» WRITTEN PROBLEM
Scan the material below for the string "this", and copy every line where it shows up.

-- -- --

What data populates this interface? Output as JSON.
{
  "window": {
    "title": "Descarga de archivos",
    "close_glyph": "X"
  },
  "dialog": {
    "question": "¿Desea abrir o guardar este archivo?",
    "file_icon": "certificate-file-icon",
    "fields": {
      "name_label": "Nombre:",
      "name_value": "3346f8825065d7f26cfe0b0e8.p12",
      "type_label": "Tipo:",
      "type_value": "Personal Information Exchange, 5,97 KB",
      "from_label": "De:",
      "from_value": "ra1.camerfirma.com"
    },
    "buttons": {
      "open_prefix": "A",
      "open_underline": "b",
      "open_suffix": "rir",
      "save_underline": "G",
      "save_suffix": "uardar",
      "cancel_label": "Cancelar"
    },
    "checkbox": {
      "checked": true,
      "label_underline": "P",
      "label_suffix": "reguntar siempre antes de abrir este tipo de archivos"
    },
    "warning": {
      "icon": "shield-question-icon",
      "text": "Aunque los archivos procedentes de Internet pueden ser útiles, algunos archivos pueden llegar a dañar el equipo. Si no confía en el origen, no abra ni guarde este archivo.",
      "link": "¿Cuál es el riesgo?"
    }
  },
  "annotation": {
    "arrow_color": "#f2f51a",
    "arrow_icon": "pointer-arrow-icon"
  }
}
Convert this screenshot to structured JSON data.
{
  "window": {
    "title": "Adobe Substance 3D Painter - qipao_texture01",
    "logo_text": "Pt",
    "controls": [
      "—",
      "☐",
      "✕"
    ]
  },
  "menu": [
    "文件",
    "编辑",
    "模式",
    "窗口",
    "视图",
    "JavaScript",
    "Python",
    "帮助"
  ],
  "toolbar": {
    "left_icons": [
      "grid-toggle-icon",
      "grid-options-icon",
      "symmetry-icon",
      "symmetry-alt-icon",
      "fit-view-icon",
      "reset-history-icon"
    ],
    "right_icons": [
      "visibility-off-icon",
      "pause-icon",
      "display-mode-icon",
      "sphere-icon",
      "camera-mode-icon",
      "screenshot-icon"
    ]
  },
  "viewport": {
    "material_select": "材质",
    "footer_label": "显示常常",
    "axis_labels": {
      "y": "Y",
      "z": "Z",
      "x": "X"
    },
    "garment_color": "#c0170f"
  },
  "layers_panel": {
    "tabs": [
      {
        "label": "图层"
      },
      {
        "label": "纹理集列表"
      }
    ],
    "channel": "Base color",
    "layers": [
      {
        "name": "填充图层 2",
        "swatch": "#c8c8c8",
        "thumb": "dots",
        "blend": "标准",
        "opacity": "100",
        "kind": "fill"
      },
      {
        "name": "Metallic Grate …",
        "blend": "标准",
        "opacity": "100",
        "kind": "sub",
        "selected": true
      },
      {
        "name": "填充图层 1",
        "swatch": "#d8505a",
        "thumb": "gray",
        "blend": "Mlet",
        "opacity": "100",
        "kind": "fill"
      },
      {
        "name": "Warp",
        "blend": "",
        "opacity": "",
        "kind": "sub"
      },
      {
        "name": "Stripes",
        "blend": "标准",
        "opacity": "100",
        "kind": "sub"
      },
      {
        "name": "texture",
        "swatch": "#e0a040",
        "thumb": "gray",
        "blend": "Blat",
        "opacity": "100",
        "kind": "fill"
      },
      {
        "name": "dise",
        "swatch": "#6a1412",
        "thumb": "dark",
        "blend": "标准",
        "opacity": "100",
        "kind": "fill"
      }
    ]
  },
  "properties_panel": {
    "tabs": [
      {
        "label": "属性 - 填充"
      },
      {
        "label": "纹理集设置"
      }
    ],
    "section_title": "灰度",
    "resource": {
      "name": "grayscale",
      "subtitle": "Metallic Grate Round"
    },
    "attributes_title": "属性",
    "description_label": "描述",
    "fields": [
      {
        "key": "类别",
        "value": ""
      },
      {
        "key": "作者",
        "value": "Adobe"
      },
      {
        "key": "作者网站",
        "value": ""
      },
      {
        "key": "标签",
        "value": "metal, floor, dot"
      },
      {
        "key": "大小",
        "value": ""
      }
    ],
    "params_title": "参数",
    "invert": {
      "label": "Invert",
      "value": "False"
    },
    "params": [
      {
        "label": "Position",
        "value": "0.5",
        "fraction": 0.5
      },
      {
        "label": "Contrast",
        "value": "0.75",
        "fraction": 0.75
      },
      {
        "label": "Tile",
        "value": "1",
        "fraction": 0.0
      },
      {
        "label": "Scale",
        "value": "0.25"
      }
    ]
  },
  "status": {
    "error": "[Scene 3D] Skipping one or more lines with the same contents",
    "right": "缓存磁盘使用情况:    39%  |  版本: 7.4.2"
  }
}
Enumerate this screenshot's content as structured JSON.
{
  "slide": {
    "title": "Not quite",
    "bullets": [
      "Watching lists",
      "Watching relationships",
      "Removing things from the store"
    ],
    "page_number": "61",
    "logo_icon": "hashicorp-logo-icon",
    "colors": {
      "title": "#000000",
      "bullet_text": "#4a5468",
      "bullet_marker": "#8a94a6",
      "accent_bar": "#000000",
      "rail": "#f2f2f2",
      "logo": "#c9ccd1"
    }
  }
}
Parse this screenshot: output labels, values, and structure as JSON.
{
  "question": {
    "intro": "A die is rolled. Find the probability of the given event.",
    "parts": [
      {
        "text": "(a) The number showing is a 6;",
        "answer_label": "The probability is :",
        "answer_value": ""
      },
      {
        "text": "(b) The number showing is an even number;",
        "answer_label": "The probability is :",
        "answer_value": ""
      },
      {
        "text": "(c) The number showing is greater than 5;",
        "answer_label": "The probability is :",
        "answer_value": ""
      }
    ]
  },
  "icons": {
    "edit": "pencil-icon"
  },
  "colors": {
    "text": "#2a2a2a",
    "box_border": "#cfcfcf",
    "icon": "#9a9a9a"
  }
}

-- -- --

» RIGHT ANSWER
What data populates this interface? Output as JSON.
Convert this screenshot to structured JSON data.
Enumerate this screenshot's content as structured JSON.
Parse this screenshot: output labels, values, and structure as JSON.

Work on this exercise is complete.